# ITEMS
**********

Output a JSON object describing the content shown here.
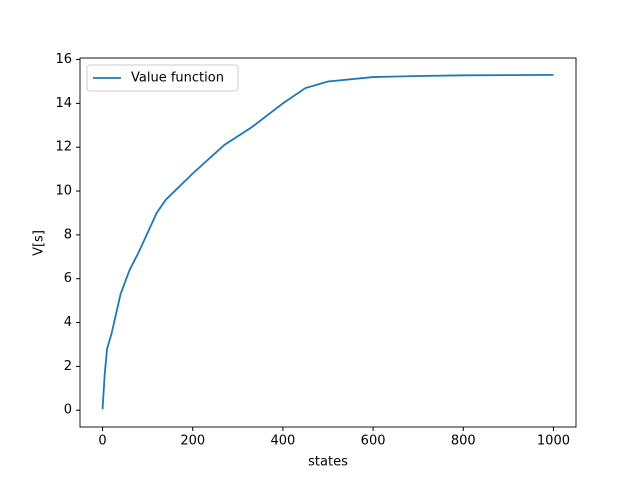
{
  "chart_data": {
    "type": "line",
    "x_label": "states",
    "y_label": "V[s]",
    "x": [
      0,
      5,
      10,
      20,
      40,
      60,
      80,
      100,
      120,
      140,
      160,
      200,
      270,
      330,
      400,
      450,
      500,
      600,
      700,
      800,
      900,
      1000
    ],
    "series": [
      {
        "name": "Value function",
        "color": "#1f77b4",
        "values": [
          0.05,
          1.7,
          2.8,
          3.5,
          5.3,
          6.4,
          7.2,
          8.1,
          9.0,
          9.6,
          10.0,
          10.8,
          12.1,
          12.9,
          14.0,
          14.7,
          15.0,
          15.2,
          15.25,
          15.28,
          15.29,
          15.3
        ]
      }
    ],
    "xlim": [
      -50,
      1050
    ],
    "ylim": [
      -0.765,
      16.07
    ],
    "xticks": [
      0,
      200,
      400,
      600,
      800,
      1000
    ],
    "yticks": [
      0,
      2,
      4,
      6,
      8,
      10,
      12,
      14,
      16
    ],
    "legend": "upper left"
  }
}
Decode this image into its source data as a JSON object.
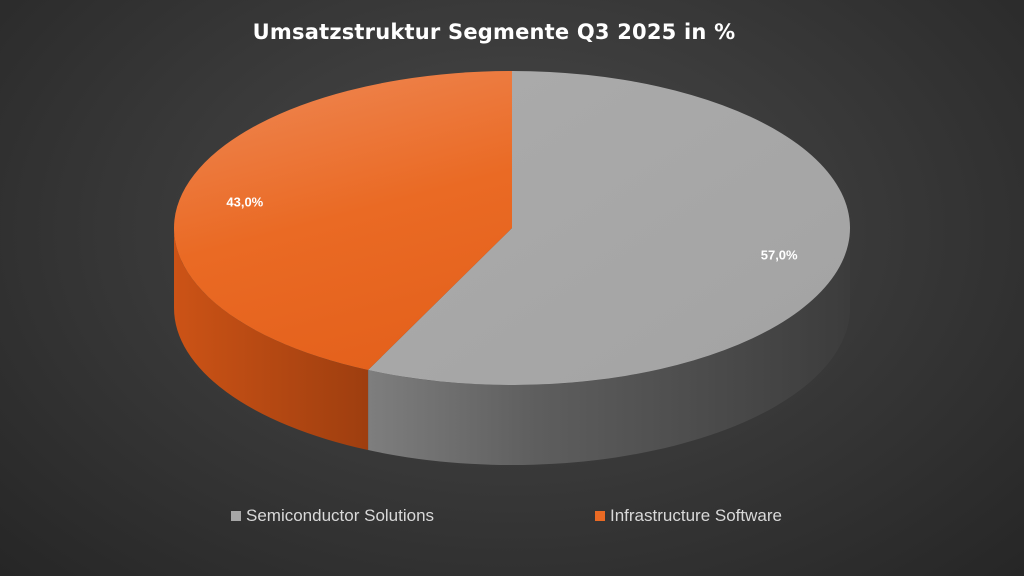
{
  "chart_data": {
    "type": "pie",
    "title": "Umsatzstruktur Segmente Q3 2025 in %",
    "slices": [
      {
        "label": "Semiconductor Solutions",
        "value": 57.0,
        "data_label": "57,0%",
        "color": "#a6a6a6"
      },
      {
        "label": "Infrastructure Software",
        "value": 43.0,
        "data_label": "43,0%",
        "color": "#ea6a24"
      }
    ],
    "legend_position": "bottom",
    "style": "3d"
  }
}
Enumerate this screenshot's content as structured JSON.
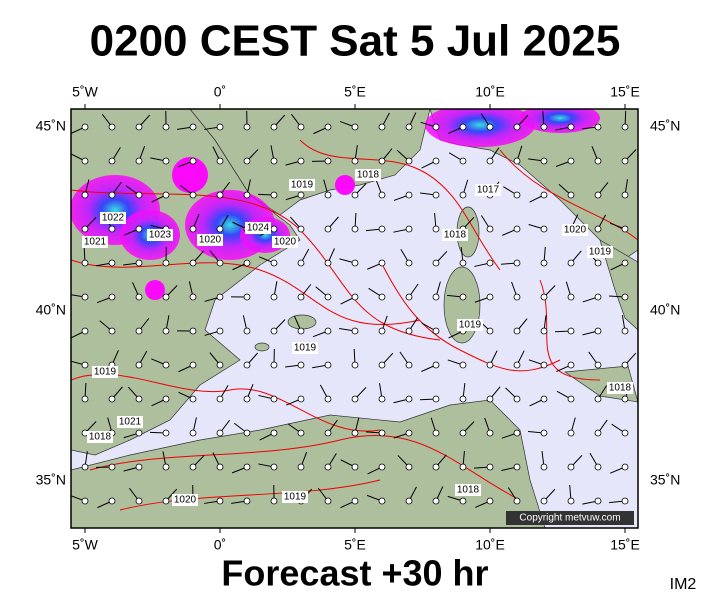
{
  "header": {
    "title": "0200 CEST Sat 5 Jul 2025"
  },
  "axes": {
    "lon_labels": [
      "5˚W",
      "0˚",
      "5˚E",
      "10˚E",
      "15˚E"
    ],
    "lat_labels": [
      "45˚N",
      "40˚N",
      "35˚N"
    ]
  },
  "isobar_labels": [
    "1022",
    "1021",
    "1023",
    "1020",
    "1024",
    "1020",
    "1019",
    "1018",
    "1017",
    "1018",
    "1019",
    "1019",
    "1021",
    "1019",
    "1018",
    "1020",
    "1019",
    "1018",
    "1020",
    "1019",
    "1018"
  ],
  "copyright": "Copyright metvuw.com",
  "footer": {
    "forecast": "Forecast +30 hr",
    "code": "IM2"
  }
}
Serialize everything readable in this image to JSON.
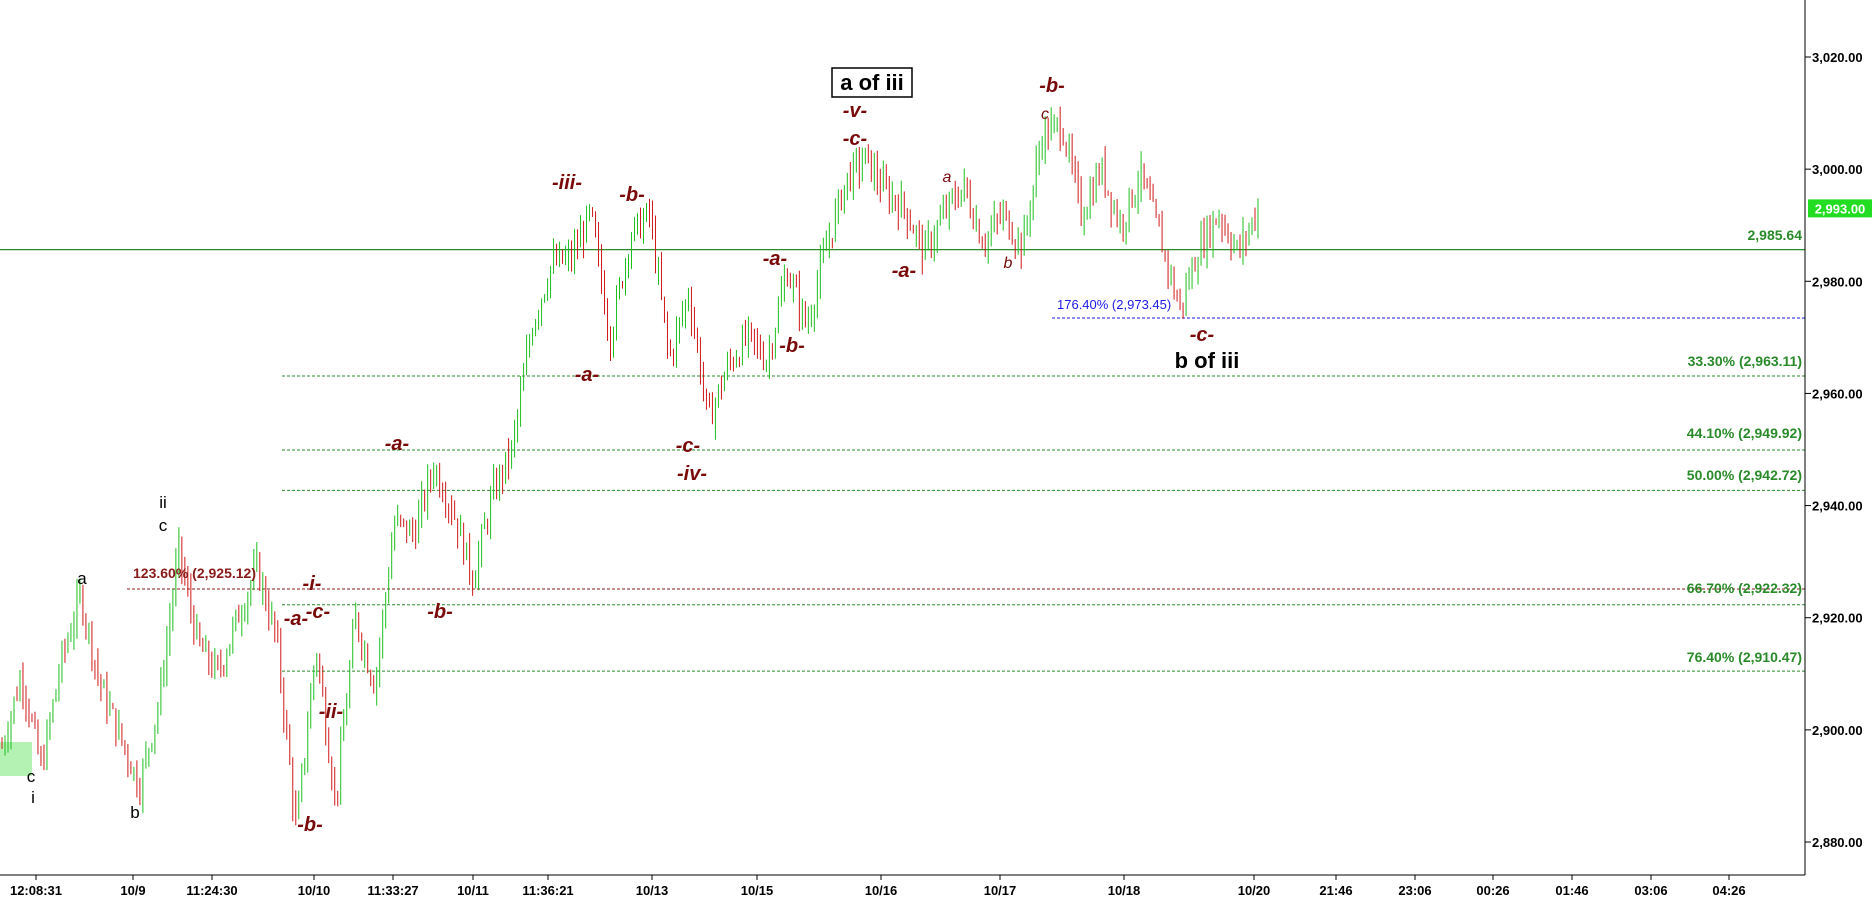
{
  "chart_data": {
    "type": "candlestick",
    "y_axis": {
      "position": "right",
      "ylim": [
        2875,
        3027
      ],
      "ticks": [
        2880,
        2900,
        2920,
        2940,
        2960,
        2980,
        3000,
        3020
      ],
      "tick_labels": [
        "2,880.00",
        "2,900.00",
        "2,920.00",
        "2,940.00",
        "2,960.00",
        "2,980.00",
        "3,000.00",
        "3,020.00"
      ]
    },
    "x_axis": {
      "tick_labels": [
        "12:08:31",
        "10/9",
        "11:24:30",
        "10/10",
        "11:33:27",
        "10/11",
        "11:36:21",
        "10/13",
        "10/15",
        "10/16",
        "10/17",
        "10/18",
        "10/20",
        "21:46",
        "23:06",
        "00:26",
        "01:46",
        "03:06",
        "04:26"
      ]
    },
    "current_price": {
      "value": 2993.0,
      "label": "2,993.00",
      "color": "#22dd22"
    },
    "horizontal_lines": [
      {
        "id": "level",
        "value": 2985.64,
        "label": "2,985.64",
        "style": "solid",
        "color": "#2a8a2a",
        "x_start": "chart-left"
      },
      {
        "id": "fib176",
        "value": 2973.45,
        "label": "176.40% (2,973.45)",
        "style": "dotted",
        "color": "#1a1ae6",
        "x_start": "10/17 session"
      },
      {
        "id": "fib333",
        "value": 2963.11,
        "label": "33.30% (2,963.11)",
        "style": "dotted",
        "color": "#2a8a2a",
        "x_start": "10/10"
      },
      {
        "id": "fib441",
        "value": 2949.92,
        "label": "44.10% (2,949.92)",
        "style": "dotted",
        "color": "#2a8a2a",
        "x_start": "10/10"
      },
      {
        "id": "fib500",
        "value": 2942.72,
        "label": "50.00% (2,942.72)",
        "style": "dotted",
        "color": "#2a8a2a",
        "x_start": "10/10"
      },
      {
        "id": "fib1236",
        "value": 2925.12,
        "label": "123.60% (2,925.12)",
        "style": "dotted",
        "color": "#8a1a1a",
        "x_start": "10/9"
      },
      {
        "id": "fib667",
        "value": 2922.32,
        "label": "66.70% (2,922.32)",
        "style": "dotted",
        "color": "#2a8a2a",
        "x_start": "10/10"
      },
      {
        "id": "fib764",
        "value": 2910.47,
        "label": "76.40% (2,910.47)",
        "style": "dotted",
        "color": "#2a8a2a",
        "x_start": "10/10"
      }
    ],
    "price_path": [
      {
        "session": "12:08:31",
        "price": 2897
      },
      {
        "session": "12:08:31",
        "price": 2910
      },
      {
        "session": "12:08:31",
        "price": 2893
      },
      {
        "session": "12:08:31",
        "price": 2912
      },
      {
        "session": "10/9",
        "price": 2924
      },
      {
        "session": "10/9",
        "price": 2908
      },
      {
        "session": "10/9",
        "price": 2899
      },
      {
        "session": "10/9",
        "price": 2890
      },
      {
        "session": "10/9",
        "price": 2905
      },
      {
        "session": "10/9",
        "price": 2932
      },
      {
        "session": "11:24:30",
        "price": 2915
      },
      {
        "session": "11:24:30",
        "price": 2910
      },
      {
        "session": "11:24:30",
        "price": 2920
      },
      {
        "session": "11:24:30",
        "price": 2929
      },
      {
        "session": "11:24:30",
        "price": 2916
      },
      {
        "session": "11:24:30",
        "price": 2882
      },
      {
        "session": "10/10",
        "price": 2915
      },
      {
        "session": "10/10",
        "price": 2887
      },
      {
        "session": "10/10",
        "price": 2920
      },
      {
        "session": "10/10",
        "price": 2908
      },
      {
        "session": "11:33:27",
        "price": 2937
      },
      {
        "session": "11:33:27",
        "price": 2935
      },
      {
        "session": "11:33:27",
        "price": 2947
      },
      {
        "session": "11:33:27",
        "price": 2939
      },
      {
        "session": "11:33:27",
        "price": 2927
      },
      {
        "session": "11:33:27",
        "price": 2942
      },
      {
        "session": "10/11",
        "price": 2950
      },
      {
        "session": "10/11",
        "price": 2972
      },
      {
        "session": "10/11",
        "price": 2983
      },
      {
        "session": "10/11",
        "price": 2984
      },
      {
        "session": "11:36:21",
        "price": 2992
      },
      {
        "session": "11:36:21",
        "price": 2970
      },
      {
        "session": "11:36:21",
        "price": 2988
      },
      {
        "session": "11:36:21",
        "price": 2992
      },
      {
        "session": "11:36:21",
        "price": 2966
      },
      {
        "session": "10/13",
        "price": 2978
      },
      {
        "session": "10/13",
        "price": 2955
      },
      {
        "session": "10/13",
        "price": 2965
      },
      {
        "session": "10/13",
        "price": 2970
      },
      {
        "session": "10/13",
        "price": 2966
      },
      {
        "session": "10/15",
        "price": 2982
      },
      {
        "session": "10/15",
        "price": 2972
      },
      {
        "session": "10/15",
        "price": 2986
      },
      {
        "session": "10/15",
        "price": 2998
      },
      {
        "session": "10/15",
        "price": 3002
      },
      {
        "session": "10/15",
        "price": 2996
      },
      {
        "session": "10/16",
        "price": 2993
      },
      {
        "session": "10/16",
        "price": 2985
      },
      {
        "session": "10/16",
        "price": 2992
      },
      {
        "session": "10/16",
        "price": 2997
      },
      {
        "session": "10/16",
        "price": 2987
      },
      {
        "session": "10/16",
        "price": 2992
      },
      {
        "session": "10/17",
        "price": 2986
      },
      {
        "session": "10/17",
        "price": 3006
      },
      {
        "session": "10/17",
        "price": 3008
      },
      {
        "session": "10/17",
        "price": 2992
      },
      {
        "session": "10/17",
        "price": 3000
      },
      {
        "session": "10/18",
        "price": 2990
      },
      {
        "session": "10/18",
        "price": 2999
      },
      {
        "session": "10/18",
        "price": 2988
      },
      {
        "session": "10/18",
        "price": 2975
      },
      {
        "session": "10/18",
        "price": 2986
      },
      {
        "session": "10/20",
        "price": 2992
      },
      {
        "session": "10/20",
        "price": 2985
      },
      {
        "session": "10/20",
        "price": 2993
      }
    ],
    "annotations": {
      "red_large": [
        "-iii-",
        "-b-",
        "-a-",
        "-c-",
        "-iv-",
        "-a-",
        "-b-",
        "-v-",
        "-c-",
        "-a-",
        "-b-",
        "-c-",
        "-a-",
        "-b-",
        "-i-",
        "-a-",
        "-c-",
        "-ii-",
        "-b-"
      ],
      "red_small": [
        "a",
        "b",
        "c"
      ],
      "black": [
        "a",
        "b",
        "ii",
        "c",
        "c",
        "i"
      ],
      "boxed_label": "a of iii",
      "big_label": "b of iii"
    }
  }
}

**********

# PROBLEM REQUIREMENTS
Select every line in the records above that contains the word "content".

# ANSWER TO THIS PROBLEM
Output a JSON object describing the content shown here.
Enumerate this screenshot's content as structured JSON.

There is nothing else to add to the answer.